**REQUEST:**
Write out all the data again, exactly as it stands.

**DATASET RECORDS:**
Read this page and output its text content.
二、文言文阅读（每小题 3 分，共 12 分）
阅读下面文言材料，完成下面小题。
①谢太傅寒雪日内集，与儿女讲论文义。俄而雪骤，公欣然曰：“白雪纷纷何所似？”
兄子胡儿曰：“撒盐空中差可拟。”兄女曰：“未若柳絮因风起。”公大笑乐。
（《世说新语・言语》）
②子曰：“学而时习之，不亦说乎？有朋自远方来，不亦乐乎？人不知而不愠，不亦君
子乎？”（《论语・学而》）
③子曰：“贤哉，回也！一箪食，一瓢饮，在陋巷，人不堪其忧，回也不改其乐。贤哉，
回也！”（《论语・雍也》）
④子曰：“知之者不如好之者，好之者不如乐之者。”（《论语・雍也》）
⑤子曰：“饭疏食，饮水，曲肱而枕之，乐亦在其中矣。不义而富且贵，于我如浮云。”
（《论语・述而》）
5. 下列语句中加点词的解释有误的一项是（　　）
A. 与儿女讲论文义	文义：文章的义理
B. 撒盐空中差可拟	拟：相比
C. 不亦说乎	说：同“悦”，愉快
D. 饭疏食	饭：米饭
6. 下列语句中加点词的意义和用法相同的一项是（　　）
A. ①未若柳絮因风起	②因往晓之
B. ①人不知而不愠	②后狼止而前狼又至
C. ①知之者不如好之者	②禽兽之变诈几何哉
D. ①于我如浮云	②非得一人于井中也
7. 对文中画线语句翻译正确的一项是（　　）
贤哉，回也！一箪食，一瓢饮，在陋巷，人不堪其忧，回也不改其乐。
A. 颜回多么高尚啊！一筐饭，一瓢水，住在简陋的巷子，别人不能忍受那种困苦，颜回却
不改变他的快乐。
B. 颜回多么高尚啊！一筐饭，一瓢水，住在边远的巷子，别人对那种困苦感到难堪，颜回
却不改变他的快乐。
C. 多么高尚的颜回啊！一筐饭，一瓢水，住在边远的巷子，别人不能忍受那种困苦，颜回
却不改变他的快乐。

**OUTPUT OF THE EXERCISE:**
Read this page and output its text content.
二、文言文阅读（每小题 3 分，共 12 分）
阅读下面文言材料，完成下面小题。
①谢太傅寒雪日内集，与儿女讲论文义。俄而雪骤，公欣然曰：“白雪纷纷何所似？”
兄子胡儿曰：“撒盐空中差可拟。”兄女曰：“未若柳絮因风起。”公大笑乐。
（《世说新语・言语》）
②子曰：“学而时习之，不亦说乎？有朋自远方来，不亦乐乎？人不知而不愠，不亦君
子乎？”（《论语・学而》）
③子曰：“贤哉，回也！一箪食，一瓢饮，在陋巷，人不堪其忧，回也不改其乐。贤哉，
回也！”（《论语・雍也》）
④子曰：“知之者不如好之者，好之者不如乐之者。”（《论语・雍也》）
⑤子曰：“饭疏食，饮水，曲肱而枕之，乐亦在其中矣。不义而富且贵，于我如浮云。”
（《论语・述而》）
5. 下列语句中加点词的解释有误的一项是（　　）
A. 与儿女讲论文义	文义：文章的义理
B. 撒盐空中差可拟	拟：相比
C. 不亦说乎	说：同“悦”，愉快
D. 饭疏食	饭：米饭
6. 下列语句中加点词的意义和用法相同的一项是（　　）
A. ①未若柳絮因风起	②因往晓之
B. ①人不知而不愠	②后狼止而前狼又至
C. ①知之者不如好之者	②禽兽之变诈几何哉
D. ①于我如浮云	②非得一人于井中也
7. 对文中画线语句翻译正确的一项是（　　）
贤哉，回也！一箪食，一瓢饮，在陋巷，人不堪其忧，回也不改其乐。
A. 颜回多么高尚啊！一筐饭，一瓢水，住在简陋的巷子，别人不能忍受那种困苦，颜回却
不改变他的快乐。
B. 颜回多么高尚啊！一筐饭，一瓢水，住在边远的巷子，别人对那种困苦感到难堪，颜回
却不改变他的快乐。
C. 多么高尚的颜回啊！一筐饭，一瓢水，住在边远的巷子，别人不能忍受那种困苦，颜回
却不改变他的快乐。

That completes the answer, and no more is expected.